▼
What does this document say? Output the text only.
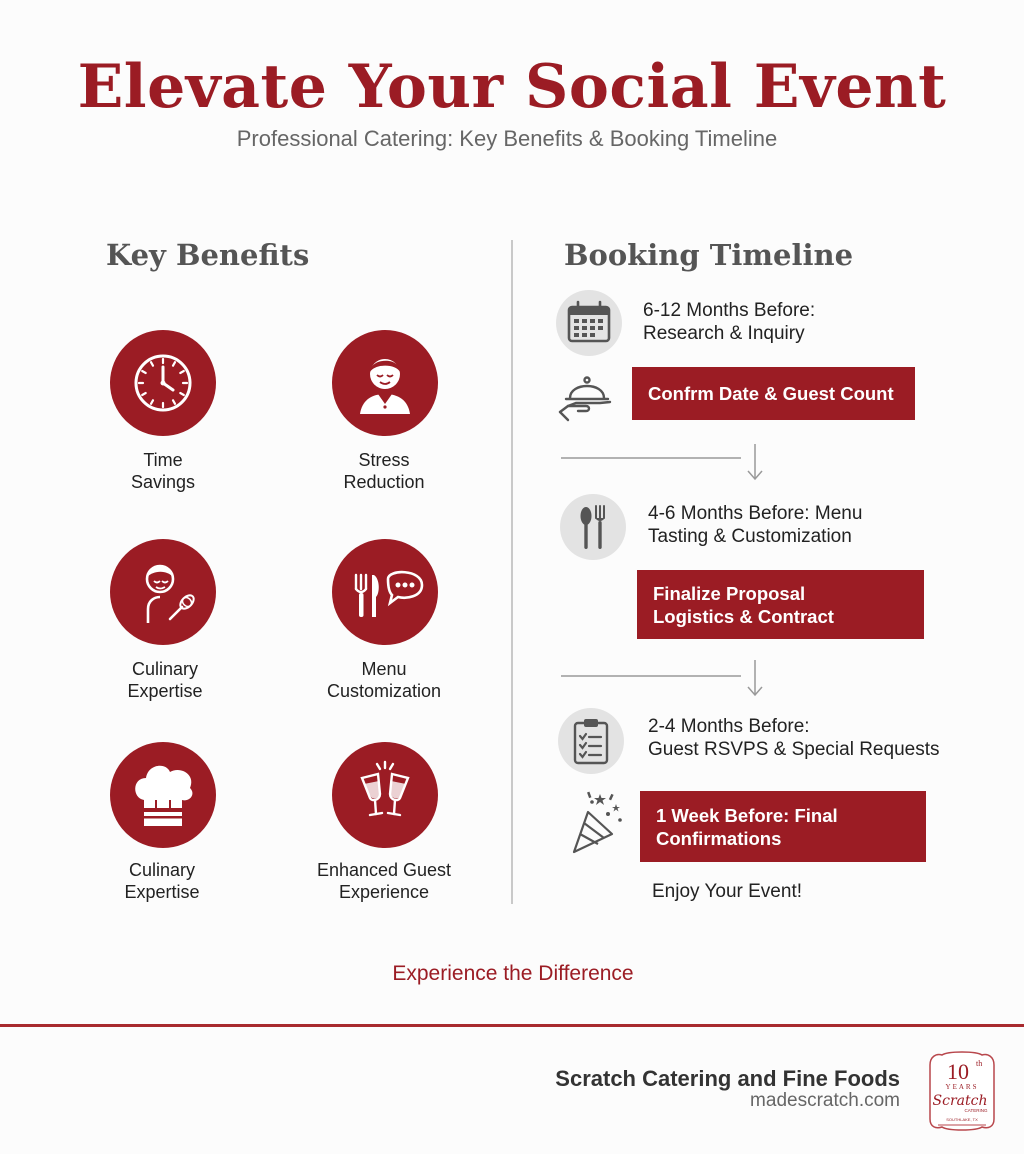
Elevate Your Social Event
Professional Catering: Key Benefits & Booking Timeline
Key Benefits	Booking Timeline
Time
Savings
Stress
Reduction
Culinary
Expertise
Menu
Customization
Culinary
Expertise
Enhanced Guest
Experience
6-12 Months Before:
Research & Inquiry
Confrm Date & Guest Count
4-6 Months Before: Menu
Tasting & Customization
Finalize Proposal
Logistics & Contract
2-4 Months Before:
Guest RSVPS & Special Requests
1 Week Before: Final
Confirmations
Enjoy Your Event!
Experience the Difference
Scratch Catering and Fine Foods
madescratch.com
10 th
YEARS
Scratch
CATERING
SOUTHLAKE, TX
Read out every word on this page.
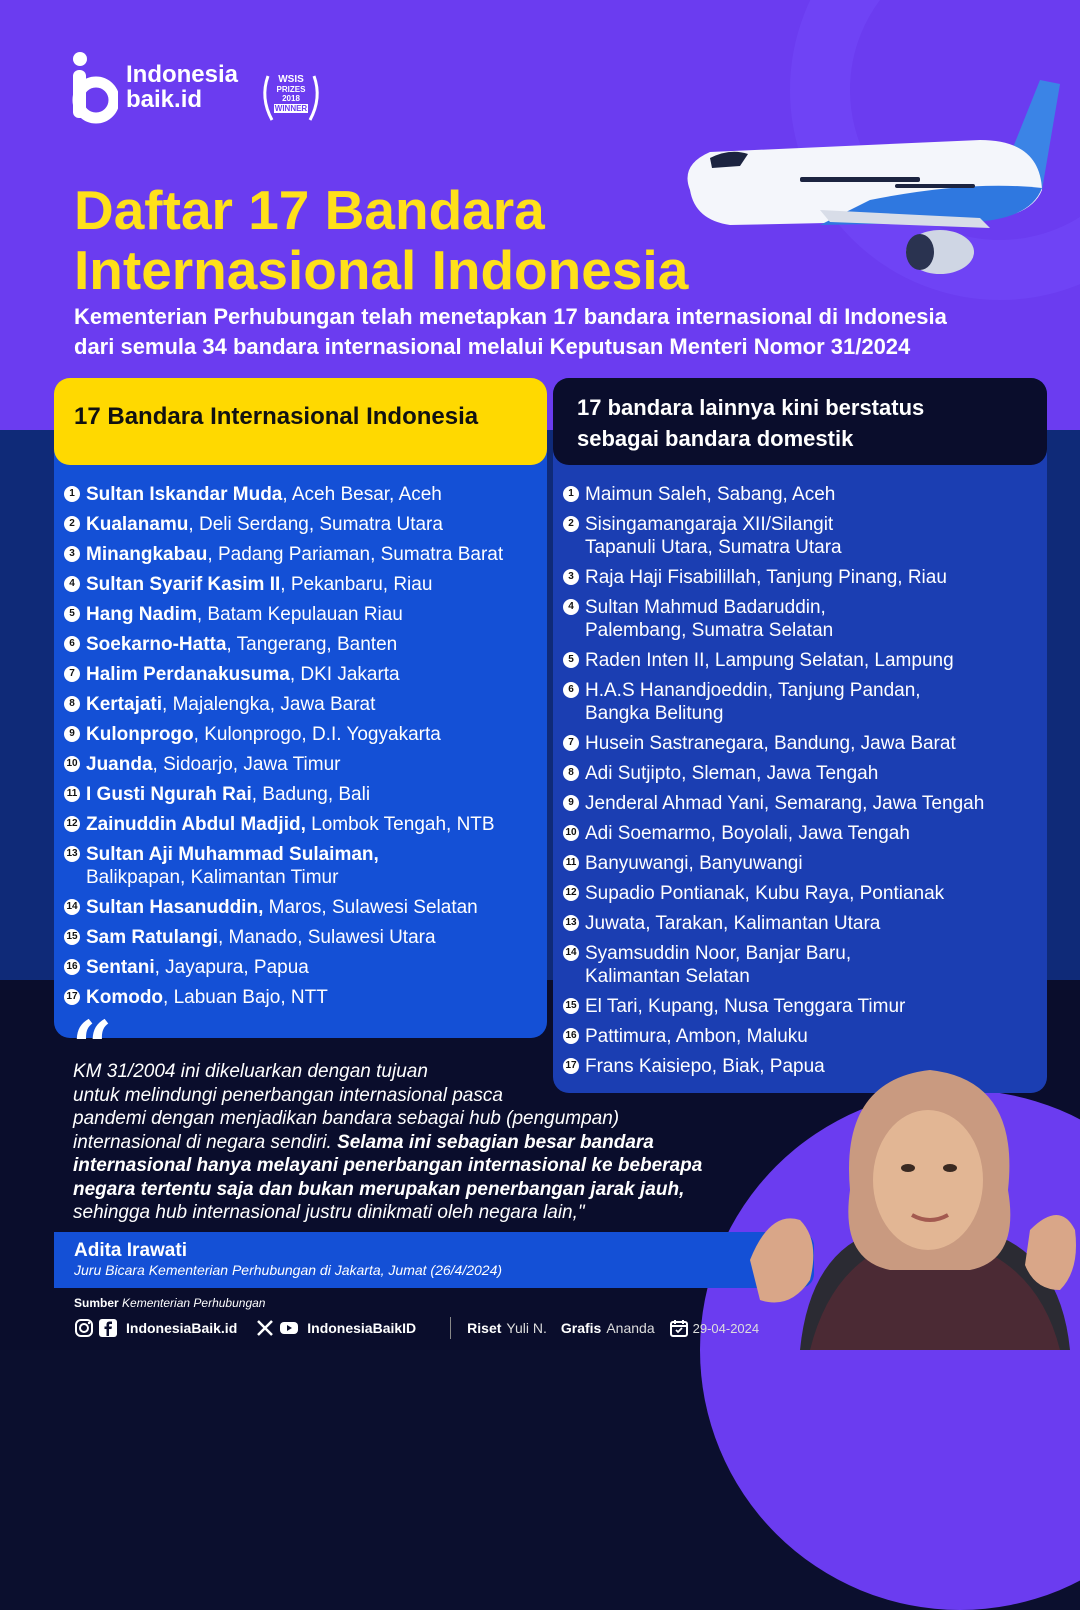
Indonesia
baik.id
WSIS
PRIZES
2018
WINNER
Daftar 17 Bandara
Internasional Indonesia

Kementerian Perhubungan telah menetapkan 17 bandara internasional di Indonesia
dari semula 34 bandara internasional melalui Keputusan Menteri Nomor 31/2024

17 Bandara Internasional Indonesia
1 Sultan Iskandar Muda, Aceh Besar, Aceh
2 Kualanamu, Deli Serdang, Sumatra Utara
3 Minangkabau, Padang Pariaman, Sumatra Barat
4 Sultan Syarif Kasim II, Pekanbaru, Riau
5 Hang Nadim, Batam Kepulauan Riau
6 Soekarno-Hatta, Tangerang, Banten
7 Halim Perdanakusuma, DKI Jakarta
8 Kertajati, Majalengka, Jawa Barat
9 Kulonprogo, Kulonprogo, D.I. Yogyakarta
10 Juanda, Sidoarjo, Jawa Timur
11 I Gusti Ngurah Rai, Badung, Bali
12 Zainuddin Abdul Madjid, Lombok Tengah, NTB
13 Sultan Aji Muhammad Sulaiman,
Balikpapan, Kalimantan Timur
14 Sultan Hasanuddin, Maros, Sulawesi Selatan
15 Sam Ratulangi, Manado, Sulawesi Utara
16 Sentani, Jayapura, Papua
17 Komodo, Labuan Bajo, NTT
17 bandara lainnya kini berstatus
sebagai bandara domestik
1 Maimun Saleh, Sabang, Aceh
2 Sisingamangaraja XII/Silangit
Tapanuli Utara, Sumatra Utara
3 Raja Haji Fisabilillah, Tanjung Pinang, Riau
4 Sultan Mahmud Badaruddin,
Palembang, Sumatra Selatan
5 Raden Inten II, Lampung Selatan, Lampung
6 H.A.S Hanandjoeddin, Tanjung Pandan,
Bangka Belitung
7 Husein Sastranegara, Bandung, Jawa Barat
8 Adi Sutjipto, Sleman, Jawa Tengah
9 Jenderal Ahmad Yani, Semarang, Jawa Tengah
10 Adi Soemarmo, Boyolali, Jawa Tengah
11 Banyuwangi, Banyuwangi
12 Supadio Pontianak, Kubu Raya, Pontianak
13 Juwata, Tarakan, Kalimantan Utara
14 Syamsuddin Noor, Banjar Baru,
Kalimantan Selatan
15 El Tari, Kupang, Nusa Tenggara Timur
16 Pattimura, Ambon, Maluku
17 Frans Kaisiepo, Biak, Papua
“

KM 31/2004 ini dikeluarkan dengan tujuan
untuk melindungi penerbangan internasional pasca
pandemi dengan menjadikan bandara sebagai hub (pengumpan)
internasional di negara sendiri. Selama ini sebagian besar bandara
internasional hanya melayani penerbangan internasional ke beberapa
negara tertentu saja dan bukan merupakan penerbangan jarak jauh,
sehingga hub internasional justru dinikmati oleh negara lain,"

Adita Irawati
Juru Bicara Kementerian Perhubungan di Jakarta, Jumat (26/4/2024)
Sumber Kementerian Perhubungan
IndonesiaBaik.id	IndonesiaBaikID	Riset Yuli N. Grafis Ananda	29-04-2024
▲
Report each line in the data that holds the word "Perhubungan".

## [SOLUTION TO THIS EXERCISE]
Kementerian Perhubungan telah menetapkan 17 bandara internasional di Indonesia
Juru Bicara Kementerian Perhubungan di Jakarta, Jumat (26/4/2024)
Sumber Kementerian Perhubungan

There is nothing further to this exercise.